Exercise material
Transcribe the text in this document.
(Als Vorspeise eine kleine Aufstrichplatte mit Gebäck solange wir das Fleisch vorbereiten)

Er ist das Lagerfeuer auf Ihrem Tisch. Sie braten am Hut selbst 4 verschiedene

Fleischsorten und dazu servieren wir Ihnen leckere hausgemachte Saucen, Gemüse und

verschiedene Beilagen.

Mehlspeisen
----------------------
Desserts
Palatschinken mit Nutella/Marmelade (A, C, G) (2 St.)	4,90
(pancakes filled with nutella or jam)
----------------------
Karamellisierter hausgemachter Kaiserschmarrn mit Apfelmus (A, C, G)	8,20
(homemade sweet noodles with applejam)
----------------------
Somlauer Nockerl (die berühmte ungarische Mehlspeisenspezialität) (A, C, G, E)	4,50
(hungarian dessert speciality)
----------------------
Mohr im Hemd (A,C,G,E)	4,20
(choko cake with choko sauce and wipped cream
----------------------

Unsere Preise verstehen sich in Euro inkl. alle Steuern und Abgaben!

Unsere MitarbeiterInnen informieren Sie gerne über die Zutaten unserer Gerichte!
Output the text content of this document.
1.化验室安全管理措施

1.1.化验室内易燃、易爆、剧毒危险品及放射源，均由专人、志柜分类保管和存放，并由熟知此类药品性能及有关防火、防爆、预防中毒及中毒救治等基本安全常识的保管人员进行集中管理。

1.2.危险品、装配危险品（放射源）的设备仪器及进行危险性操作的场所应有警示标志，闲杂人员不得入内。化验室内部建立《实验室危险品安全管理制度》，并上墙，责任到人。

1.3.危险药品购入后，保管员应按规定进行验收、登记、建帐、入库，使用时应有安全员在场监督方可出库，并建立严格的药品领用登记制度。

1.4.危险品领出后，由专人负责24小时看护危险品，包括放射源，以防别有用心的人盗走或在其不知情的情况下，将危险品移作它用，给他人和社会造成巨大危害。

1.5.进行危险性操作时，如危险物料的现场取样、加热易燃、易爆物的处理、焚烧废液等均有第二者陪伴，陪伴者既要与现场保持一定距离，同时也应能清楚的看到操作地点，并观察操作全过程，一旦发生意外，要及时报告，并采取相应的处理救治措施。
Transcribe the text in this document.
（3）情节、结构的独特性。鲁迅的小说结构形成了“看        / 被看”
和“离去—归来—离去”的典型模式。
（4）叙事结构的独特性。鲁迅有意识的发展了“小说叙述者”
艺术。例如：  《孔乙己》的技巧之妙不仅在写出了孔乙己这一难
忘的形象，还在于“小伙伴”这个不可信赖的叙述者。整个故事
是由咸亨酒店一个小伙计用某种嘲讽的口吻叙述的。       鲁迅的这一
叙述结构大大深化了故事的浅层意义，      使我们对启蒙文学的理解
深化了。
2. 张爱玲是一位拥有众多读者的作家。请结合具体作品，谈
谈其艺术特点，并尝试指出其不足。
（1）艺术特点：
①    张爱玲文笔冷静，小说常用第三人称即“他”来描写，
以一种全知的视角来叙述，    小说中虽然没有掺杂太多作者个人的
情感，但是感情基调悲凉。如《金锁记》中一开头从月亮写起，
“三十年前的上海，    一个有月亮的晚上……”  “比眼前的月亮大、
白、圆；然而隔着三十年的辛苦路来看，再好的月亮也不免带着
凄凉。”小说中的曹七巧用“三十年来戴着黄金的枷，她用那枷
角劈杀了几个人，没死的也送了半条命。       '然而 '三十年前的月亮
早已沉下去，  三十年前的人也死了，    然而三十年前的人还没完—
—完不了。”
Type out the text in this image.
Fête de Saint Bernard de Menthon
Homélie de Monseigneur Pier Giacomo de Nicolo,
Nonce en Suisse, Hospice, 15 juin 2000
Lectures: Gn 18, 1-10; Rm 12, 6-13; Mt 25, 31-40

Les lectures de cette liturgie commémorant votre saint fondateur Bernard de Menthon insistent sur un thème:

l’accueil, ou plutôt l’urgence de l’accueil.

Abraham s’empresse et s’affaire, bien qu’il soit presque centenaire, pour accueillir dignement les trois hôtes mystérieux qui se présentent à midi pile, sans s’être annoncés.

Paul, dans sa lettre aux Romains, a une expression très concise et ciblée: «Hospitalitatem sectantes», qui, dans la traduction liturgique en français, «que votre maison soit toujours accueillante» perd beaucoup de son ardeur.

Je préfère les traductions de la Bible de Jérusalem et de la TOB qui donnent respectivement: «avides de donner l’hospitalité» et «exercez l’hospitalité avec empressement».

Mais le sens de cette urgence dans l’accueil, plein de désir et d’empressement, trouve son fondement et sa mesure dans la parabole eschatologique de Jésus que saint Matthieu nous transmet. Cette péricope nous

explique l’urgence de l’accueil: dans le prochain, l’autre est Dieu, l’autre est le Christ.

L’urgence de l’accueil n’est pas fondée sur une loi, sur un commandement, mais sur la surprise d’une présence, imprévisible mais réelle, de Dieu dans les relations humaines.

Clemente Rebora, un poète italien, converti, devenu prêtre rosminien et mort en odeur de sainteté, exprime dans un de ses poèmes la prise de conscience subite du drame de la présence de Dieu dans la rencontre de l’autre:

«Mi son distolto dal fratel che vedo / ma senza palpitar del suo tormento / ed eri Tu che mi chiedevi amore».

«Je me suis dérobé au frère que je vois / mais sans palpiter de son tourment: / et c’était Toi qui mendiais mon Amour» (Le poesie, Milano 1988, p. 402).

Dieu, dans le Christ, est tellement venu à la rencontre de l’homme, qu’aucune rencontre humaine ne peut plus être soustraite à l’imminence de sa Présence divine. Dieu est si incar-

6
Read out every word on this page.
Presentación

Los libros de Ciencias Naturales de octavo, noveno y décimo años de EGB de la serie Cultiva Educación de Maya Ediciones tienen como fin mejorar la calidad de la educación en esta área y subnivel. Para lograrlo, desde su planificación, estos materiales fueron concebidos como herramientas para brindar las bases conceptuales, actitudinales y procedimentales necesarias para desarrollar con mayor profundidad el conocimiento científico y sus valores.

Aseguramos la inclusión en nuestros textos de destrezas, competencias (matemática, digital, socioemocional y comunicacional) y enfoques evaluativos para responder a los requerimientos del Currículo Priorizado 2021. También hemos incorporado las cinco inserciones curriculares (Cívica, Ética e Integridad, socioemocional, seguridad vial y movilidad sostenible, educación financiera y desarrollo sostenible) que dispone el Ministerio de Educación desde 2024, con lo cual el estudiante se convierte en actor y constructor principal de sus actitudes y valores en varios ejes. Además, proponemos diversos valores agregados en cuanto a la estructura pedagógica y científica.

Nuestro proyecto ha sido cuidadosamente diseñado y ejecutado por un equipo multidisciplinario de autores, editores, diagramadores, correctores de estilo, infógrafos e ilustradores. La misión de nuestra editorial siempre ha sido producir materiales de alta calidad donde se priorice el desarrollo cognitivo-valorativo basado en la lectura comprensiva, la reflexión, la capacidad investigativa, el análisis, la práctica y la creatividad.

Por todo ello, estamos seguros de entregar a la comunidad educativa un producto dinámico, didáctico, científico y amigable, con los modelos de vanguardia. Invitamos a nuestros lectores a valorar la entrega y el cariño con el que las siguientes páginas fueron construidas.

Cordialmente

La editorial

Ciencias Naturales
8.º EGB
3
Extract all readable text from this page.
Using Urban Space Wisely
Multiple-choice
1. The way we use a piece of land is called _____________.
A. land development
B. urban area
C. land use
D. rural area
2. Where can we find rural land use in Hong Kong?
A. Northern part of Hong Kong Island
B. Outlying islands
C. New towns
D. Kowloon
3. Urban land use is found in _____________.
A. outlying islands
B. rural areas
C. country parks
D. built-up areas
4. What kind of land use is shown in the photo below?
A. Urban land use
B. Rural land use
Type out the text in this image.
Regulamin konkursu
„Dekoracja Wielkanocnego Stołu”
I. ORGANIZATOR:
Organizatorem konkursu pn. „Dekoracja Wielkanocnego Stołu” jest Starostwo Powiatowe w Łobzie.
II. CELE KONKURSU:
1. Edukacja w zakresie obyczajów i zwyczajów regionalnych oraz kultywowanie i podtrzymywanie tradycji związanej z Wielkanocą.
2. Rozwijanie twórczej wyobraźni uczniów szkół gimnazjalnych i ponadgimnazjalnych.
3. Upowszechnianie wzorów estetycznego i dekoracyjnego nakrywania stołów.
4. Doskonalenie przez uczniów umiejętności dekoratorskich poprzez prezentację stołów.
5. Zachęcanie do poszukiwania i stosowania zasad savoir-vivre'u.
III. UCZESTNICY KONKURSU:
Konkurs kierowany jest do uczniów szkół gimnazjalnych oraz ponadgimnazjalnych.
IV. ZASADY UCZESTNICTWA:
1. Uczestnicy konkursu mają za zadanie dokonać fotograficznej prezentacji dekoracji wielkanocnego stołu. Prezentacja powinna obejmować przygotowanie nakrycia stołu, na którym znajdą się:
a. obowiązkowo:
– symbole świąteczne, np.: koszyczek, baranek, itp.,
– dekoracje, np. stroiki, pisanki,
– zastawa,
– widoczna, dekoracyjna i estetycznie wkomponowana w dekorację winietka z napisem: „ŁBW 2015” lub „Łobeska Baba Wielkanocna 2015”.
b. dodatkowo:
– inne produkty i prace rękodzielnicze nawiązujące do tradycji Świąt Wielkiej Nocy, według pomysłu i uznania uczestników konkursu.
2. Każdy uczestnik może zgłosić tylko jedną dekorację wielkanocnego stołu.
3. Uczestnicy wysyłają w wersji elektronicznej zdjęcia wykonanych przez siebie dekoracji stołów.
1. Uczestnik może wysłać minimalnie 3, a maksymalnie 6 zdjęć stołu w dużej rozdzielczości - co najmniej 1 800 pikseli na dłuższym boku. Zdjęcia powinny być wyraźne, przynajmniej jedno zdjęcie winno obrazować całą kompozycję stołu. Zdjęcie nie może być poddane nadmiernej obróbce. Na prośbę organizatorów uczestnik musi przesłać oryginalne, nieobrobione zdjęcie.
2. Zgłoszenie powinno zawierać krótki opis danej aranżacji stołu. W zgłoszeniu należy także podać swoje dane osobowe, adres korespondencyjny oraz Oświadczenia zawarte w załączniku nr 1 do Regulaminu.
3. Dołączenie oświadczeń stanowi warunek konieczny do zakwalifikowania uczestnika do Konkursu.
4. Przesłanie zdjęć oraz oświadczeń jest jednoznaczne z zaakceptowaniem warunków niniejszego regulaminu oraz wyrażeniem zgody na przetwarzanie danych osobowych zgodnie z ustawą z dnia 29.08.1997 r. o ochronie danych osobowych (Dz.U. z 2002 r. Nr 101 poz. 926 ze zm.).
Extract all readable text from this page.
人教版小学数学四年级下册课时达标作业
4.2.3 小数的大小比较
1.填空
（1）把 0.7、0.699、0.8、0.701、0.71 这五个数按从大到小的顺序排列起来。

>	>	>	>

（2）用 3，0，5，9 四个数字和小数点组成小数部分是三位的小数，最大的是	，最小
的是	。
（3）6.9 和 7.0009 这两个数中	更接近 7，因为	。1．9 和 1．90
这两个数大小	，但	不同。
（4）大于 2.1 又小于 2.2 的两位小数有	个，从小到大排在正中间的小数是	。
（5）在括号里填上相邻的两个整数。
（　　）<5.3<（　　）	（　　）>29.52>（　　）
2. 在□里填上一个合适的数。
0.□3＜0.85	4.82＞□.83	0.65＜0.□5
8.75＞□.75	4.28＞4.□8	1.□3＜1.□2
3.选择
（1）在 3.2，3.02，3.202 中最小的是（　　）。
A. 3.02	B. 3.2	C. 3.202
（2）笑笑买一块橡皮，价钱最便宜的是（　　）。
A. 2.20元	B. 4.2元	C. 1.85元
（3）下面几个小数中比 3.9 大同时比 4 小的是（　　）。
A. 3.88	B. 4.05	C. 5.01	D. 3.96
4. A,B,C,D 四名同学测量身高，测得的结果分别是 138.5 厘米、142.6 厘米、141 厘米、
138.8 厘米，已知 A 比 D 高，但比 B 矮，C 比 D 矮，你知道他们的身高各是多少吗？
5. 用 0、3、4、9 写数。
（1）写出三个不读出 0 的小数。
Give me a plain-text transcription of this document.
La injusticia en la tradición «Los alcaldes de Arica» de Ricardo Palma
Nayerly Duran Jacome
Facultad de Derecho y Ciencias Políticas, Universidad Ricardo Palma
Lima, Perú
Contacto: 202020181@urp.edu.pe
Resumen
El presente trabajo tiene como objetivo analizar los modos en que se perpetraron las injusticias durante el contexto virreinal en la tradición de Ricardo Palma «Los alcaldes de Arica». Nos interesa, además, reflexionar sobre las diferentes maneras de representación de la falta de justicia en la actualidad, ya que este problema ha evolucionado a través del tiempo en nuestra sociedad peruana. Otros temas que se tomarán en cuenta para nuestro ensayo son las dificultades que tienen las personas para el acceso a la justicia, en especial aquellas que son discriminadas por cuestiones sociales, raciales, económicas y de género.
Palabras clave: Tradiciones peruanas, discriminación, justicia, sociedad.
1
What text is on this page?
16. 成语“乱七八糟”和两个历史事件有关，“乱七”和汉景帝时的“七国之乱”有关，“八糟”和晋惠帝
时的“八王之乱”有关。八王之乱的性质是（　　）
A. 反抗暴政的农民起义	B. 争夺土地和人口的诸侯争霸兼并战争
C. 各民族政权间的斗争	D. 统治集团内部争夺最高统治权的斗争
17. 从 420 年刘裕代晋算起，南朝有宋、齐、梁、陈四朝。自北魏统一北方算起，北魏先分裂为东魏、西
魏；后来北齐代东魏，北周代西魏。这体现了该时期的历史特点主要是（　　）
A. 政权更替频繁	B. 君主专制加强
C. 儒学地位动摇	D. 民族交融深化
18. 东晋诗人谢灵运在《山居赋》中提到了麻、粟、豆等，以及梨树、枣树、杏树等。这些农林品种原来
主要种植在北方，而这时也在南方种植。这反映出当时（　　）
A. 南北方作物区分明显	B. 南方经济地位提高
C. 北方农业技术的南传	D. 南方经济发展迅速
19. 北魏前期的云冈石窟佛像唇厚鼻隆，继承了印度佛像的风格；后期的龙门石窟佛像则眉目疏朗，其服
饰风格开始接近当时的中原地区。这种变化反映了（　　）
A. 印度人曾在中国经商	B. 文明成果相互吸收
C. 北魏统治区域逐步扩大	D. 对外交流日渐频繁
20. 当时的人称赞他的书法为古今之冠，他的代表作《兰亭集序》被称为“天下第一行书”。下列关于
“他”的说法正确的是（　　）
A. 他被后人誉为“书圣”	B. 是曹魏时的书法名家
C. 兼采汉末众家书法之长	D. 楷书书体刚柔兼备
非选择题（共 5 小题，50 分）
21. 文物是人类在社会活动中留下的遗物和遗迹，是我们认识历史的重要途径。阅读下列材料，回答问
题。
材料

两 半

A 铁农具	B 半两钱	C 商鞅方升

Written instruction
Exactly how many lines of the material contain the word "Unsere"? Write the number alone.

Task result
2